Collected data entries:
◆ ◆ ◆ ◆ ◆

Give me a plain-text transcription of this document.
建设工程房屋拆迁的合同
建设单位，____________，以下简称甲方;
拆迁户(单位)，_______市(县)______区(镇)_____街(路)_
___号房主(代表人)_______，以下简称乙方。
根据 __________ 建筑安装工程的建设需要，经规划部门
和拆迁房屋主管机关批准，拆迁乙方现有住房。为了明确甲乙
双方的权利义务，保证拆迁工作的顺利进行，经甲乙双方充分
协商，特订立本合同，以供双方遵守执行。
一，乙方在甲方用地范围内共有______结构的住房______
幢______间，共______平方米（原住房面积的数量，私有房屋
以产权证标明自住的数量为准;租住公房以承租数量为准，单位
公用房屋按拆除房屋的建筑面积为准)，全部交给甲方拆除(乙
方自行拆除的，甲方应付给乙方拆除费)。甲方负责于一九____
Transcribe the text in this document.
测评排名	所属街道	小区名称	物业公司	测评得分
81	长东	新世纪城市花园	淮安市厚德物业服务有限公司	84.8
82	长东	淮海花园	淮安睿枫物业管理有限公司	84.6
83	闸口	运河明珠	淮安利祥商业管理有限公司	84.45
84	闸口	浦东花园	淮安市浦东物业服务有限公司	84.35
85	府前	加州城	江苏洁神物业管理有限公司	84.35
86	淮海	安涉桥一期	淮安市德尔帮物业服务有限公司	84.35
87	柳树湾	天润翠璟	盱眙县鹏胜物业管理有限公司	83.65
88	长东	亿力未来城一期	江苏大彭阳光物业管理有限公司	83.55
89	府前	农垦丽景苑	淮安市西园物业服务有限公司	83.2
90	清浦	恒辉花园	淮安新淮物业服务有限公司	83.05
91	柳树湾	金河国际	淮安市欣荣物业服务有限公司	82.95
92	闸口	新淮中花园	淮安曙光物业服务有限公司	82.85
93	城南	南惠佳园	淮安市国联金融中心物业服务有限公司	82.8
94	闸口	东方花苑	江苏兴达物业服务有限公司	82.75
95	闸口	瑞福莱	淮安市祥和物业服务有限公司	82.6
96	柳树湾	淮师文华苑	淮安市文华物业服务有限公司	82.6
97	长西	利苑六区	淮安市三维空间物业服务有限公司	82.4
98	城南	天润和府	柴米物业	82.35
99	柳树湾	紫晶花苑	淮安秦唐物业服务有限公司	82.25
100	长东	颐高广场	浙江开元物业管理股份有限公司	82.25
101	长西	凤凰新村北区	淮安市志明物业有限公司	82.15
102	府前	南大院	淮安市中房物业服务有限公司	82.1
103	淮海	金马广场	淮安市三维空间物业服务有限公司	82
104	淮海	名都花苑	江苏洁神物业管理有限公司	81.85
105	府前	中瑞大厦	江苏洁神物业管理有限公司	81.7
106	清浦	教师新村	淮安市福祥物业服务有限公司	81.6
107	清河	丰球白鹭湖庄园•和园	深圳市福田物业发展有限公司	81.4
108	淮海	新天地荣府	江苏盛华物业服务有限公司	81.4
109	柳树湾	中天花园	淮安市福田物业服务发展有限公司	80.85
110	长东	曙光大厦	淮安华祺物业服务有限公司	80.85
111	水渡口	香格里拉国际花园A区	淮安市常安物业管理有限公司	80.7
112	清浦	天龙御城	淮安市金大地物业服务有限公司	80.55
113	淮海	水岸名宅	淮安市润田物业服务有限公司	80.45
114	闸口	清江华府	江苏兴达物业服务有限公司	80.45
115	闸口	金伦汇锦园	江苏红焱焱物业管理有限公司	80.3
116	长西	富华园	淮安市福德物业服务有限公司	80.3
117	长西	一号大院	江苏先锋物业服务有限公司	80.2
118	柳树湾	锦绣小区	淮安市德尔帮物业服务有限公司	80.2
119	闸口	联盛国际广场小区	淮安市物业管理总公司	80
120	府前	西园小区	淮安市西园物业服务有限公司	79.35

◆ ◆ ◆ ◆ ◆

- [Goal of the exercise]:
Find all lines with "淮安市三维空间物业服务有限公司" in them and copy each one.

- [The answer]:
97	长西	利苑六区	淮安市三维空间物业服务有限公司	82.4
103	淮海	金马广场	淮安市三维空间物业服务有限公司	82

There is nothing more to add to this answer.